[Records]
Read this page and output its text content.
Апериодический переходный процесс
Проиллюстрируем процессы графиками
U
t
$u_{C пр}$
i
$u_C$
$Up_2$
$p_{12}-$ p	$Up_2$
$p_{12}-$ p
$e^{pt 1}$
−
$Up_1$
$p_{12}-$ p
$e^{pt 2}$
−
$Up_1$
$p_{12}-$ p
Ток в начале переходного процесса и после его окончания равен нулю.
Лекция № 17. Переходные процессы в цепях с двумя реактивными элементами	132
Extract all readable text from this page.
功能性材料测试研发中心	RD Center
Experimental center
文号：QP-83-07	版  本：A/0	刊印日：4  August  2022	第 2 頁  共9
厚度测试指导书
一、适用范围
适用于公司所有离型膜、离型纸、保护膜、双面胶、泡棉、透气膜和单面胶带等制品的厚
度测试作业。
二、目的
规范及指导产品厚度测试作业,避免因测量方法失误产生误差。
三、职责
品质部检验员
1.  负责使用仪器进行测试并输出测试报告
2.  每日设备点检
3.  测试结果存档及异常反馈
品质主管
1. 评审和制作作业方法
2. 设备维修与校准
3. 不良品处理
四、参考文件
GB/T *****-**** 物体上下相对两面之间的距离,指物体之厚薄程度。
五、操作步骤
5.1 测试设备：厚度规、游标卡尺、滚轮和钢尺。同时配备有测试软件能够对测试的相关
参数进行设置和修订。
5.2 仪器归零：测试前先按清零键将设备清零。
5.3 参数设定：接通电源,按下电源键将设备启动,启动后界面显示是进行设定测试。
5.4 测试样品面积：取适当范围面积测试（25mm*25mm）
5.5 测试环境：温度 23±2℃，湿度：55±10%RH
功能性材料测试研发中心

Task statement: Print out every entry, keeping each one exact.

Result of the exercise:
Read this page and output its text content.
Апериодический переходный процесс
Проиллюстрируем процессы графиками
U
t
$u_{C пр}$
i
$u_C$
$Up_2$
$p_{12}-$ p	$Up_2$
$p_{12}-$ p
$e^{pt 1}$
−
$Up_1$
$p_{12}-$ p
$e^{pt 2}$
−
$Up_1$
$p_{12}-$ p
Ток в начале переходного процесса и после его окончания равен нулю.
Лекция № 17. Переходные процессы в цепях с двумя реактивными элементами	132
Extract all readable text from this page.
功能性材料测试研发中心	RD Center
Experimental center
文号：QP-83-07	版  本：A/0	刊印日：4  August  2022	第 2 頁  共9
厚度测试指导书
一、适用范围
适用于公司所有离型膜、离型纸、保护膜、双面胶、泡棉、透气膜和单面胶带等制品的厚
度测试作业。
二、目的
规范及指导产品厚度测试作业,避免因测量方法失误产生误差。
三、职责
品质部检验员
1.  负责使用仪器进行测试并输出测试报告
2.  每日设备点检
3.  测试结果存档及异常反馈
品质主管
1. 评审和制作作业方法
2. 设备维修与校准
3. 不良品处理
四、参考文件
GB/T *****-**** 物体上下相对两面之间的距离,指物体之厚薄程度。
五、操作步骤
5.1 测试设备：厚度规、游标卡尺、滚轮和钢尺。同时配备有测试软件能够对测试的相关
参数进行设置和修订。
5.2 仪器归零：测试前先按清零键将设备清零。
5.3 参数设定：接通电源,按下电源键将设备启动,启动后界面显示是进行设定测试。
5.4 测试样品面积：取适当范围面积测试（25mm*25mm）
5.5 测试环境：温度 23±2℃，湿度：55±10%RH
功能性材料测试研发中心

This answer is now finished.